AUFGABENBESCHREIBUNG: Setze den nachfolgenden Text über die Klage gegen das Schmährelief an der Wittenberger Stadtkirche fort, und zwar im Anschluss an seinen letzten Satz.

Schmäh-Relief "Judensau" Schmäh-Relief "Judensau": Der Sündenfall kommt vor Gericht

Wittenberg - Die „Judensau“ an der Stadtkirche - das Schmährelief aus dem 13. Jahrhundert - beschäftigt die Justiz. „Wir sind im schriftlichen Vorverfahren“, erklärt Amtsgerichts-Direktor Johannes Nolte am Dienstag.
Und der Schlagabtausch der Juristen läuft schon auf Hochtouren. Michael Dietrich Düllmann, Mitglied der Synagoge Sukkat Schalom der Jüdischen Gemeinde Berlin, hat den Streit ausgelöst. Er hat die Stadtkirchengemeinde zivilrechtlich verklagt und fordert die Abnahme des Sandsteinreliefs. Sein Anwalt Hubertus Benecke spricht vom „objektiven und subjektiven Tatbestand der Beleidigung“.

VORLIEGENDE DATENSÄTZE:
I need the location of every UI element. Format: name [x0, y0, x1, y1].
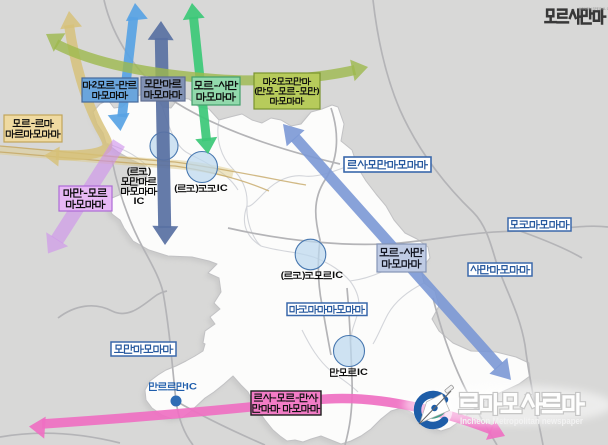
svg-text:-: - — [115, 80, 119, 90]
svg-text:IC: IC — [134, 196, 146, 206]
svg-text:2: 2 — [272, 76, 277, 86]
svg-text:-: - — [399, 247, 404, 258]
svg-text:IC: IC — [332, 270, 344, 280]
svg-text:-: - — [296, 86, 300, 96]
svg-text:(: ( — [254, 86, 257, 96]
svg-text:IC: IC — [186, 381, 198, 391]
svg-text:-: - — [214, 80, 219, 91]
svg-text:): ) — [317, 86, 320, 96]
svg-text:): ) — [302, 270, 305, 280]
svg-text:): ) — [148, 166, 151, 176]
svg-text:(: ( — [127, 166, 130, 176]
svg-text:YONGIN SPECIAL CITY: YONGIN SPECIAL CITY — [579, 7, 608, 11]
svg-text:Incheon Metropolitan newspaper: Incheon Metropolitan newspaper — [460, 416, 584, 426]
svg-text:IC: IC — [217, 183, 229, 193]
svg-text:(: ( — [281, 270, 284, 280]
svg-text:-: - — [272, 393, 277, 403]
svg-text:-: - — [274, 86, 278, 96]
svg-text:-: - — [31, 118, 36, 128]
svg-text:-: - — [295, 393, 300, 403]
svg-text:): ) — [196, 183, 199, 193]
svg-text:-: - — [83, 188, 88, 199]
svg-text:(: ( — [174, 183, 177, 193]
svg-text:2: 2 — [92, 80, 97, 90]
svg-text:IC: IC — [357, 367, 369, 377]
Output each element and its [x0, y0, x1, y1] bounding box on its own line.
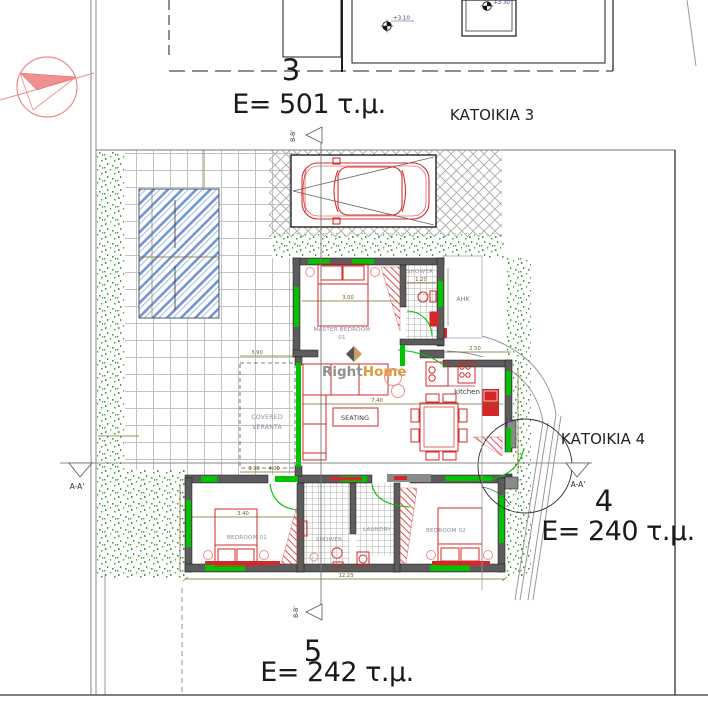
carport — [291, 155, 436, 227]
plot4-number: 4 — [595, 484, 613, 518]
svg-text:3.90: 3.90 — [248, 466, 260, 472]
level-marker-icon: +3.10 — [381, 16, 415, 33]
plot3-house: ΚΑΤΟΙΚΙΑ 3 — [450, 106, 534, 124]
svg-text:7.40: 7.40 — [371, 398, 383, 404]
svg-text:3.90: 3.90 — [251, 350, 263, 356]
watermark-part1: Right — [322, 364, 363, 380]
ahk-label: AHK — [456, 295, 470, 303]
plot3-area: E= 501 τ.μ. — [232, 89, 385, 120]
section-bb-bottom-label: B-B' — [293, 606, 300, 618]
watermark-part2: Home — [363, 364, 407, 380]
svg-text:3.00: 3.00 — [342, 295, 354, 301]
veranda-label-2: VERANTA — [252, 424, 283, 431]
shower-bottom-label: SHOWER — [316, 537, 342, 543]
master-bedroom-label: MASTER BEDROOM — [314, 327, 371, 333]
site-plan-drawing: +3.10 +3.30 — [0, 0, 708, 727]
bedroom2-label: BEDROOM 02 — [426, 528, 466, 534]
laundry-label: LAUNDRY — [363, 527, 391, 533]
kitchen-label: kitchen — [454, 388, 480, 396]
svg-text:2.50: 2.50 — [469, 346, 481, 352]
plot4-house: ΚΑΤΟΙΚΙΑ 4 — [561, 430, 645, 448]
ahk-cabinet: AHK — [443, 256, 482, 338]
seating-label: SEATING — [341, 414, 369, 422]
svg-text:3.40: 3.40 — [237, 511, 249, 517]
svg-text:1.20: 1.20 — [415, 277, 427, 283]
plot3-number: 3 — [282, 53, 300, 87]
neighbour-building-outlines — [169, 0, 613, 72]
level-value-garage: +3.10 — [393, 16, 410, 22]
svg-text:RightHome: RightHome — [322, 364, 407, 380]
plot4-area: E= 240 τ.μ. — [541, 516, 694, 547]
section-aa-left-label: A-A' — [70, 482, 85, 491]
level-marker-icon-2: +3.30 — [481, 0, 511, 10]
veranda-label-1: COVERED — [251, 414, 283, 421]
plot5-area: E= 242 τ.μ. — [260, 657, 413, 688]
bedroom1-label: BEDROOM 01 — [227, 535, 267, 541]
section-bb-top-label: B-B' — [290, 130, 297, 142]
master-bedroom-number: 01 — [338, 335, 346, 341]
level-value-upper: +3.30 — [493, 0, 510, 6]
svg-text:12.23: 12.23 — [339, 573, 354, 579]
shower-top-label: SHOWER — [407, 269, 433, 275]
north-arrow-icon — [0, 57, 94, 117]
swimming-pool — [139, 189, 219, 318]
svg-text:4.00: 4.00 — [268, 466, 280, 472]
section-aa-right-label: A-A' — [571, 480, 586, 489]
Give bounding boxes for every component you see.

ERGEBNIS:
Dieser Vorwurf ist ein Straftatbestand. Eine derartige Anzeige gibt es aber nicht, so Polizeisprecherin Cornelia Dieke. Aber auch der Theologe Richard Harvey fordert das Abhängen der „Judensau“ - das Wort wurde einst von den Nazis geprägt. Die Petition des Briten läuft noch.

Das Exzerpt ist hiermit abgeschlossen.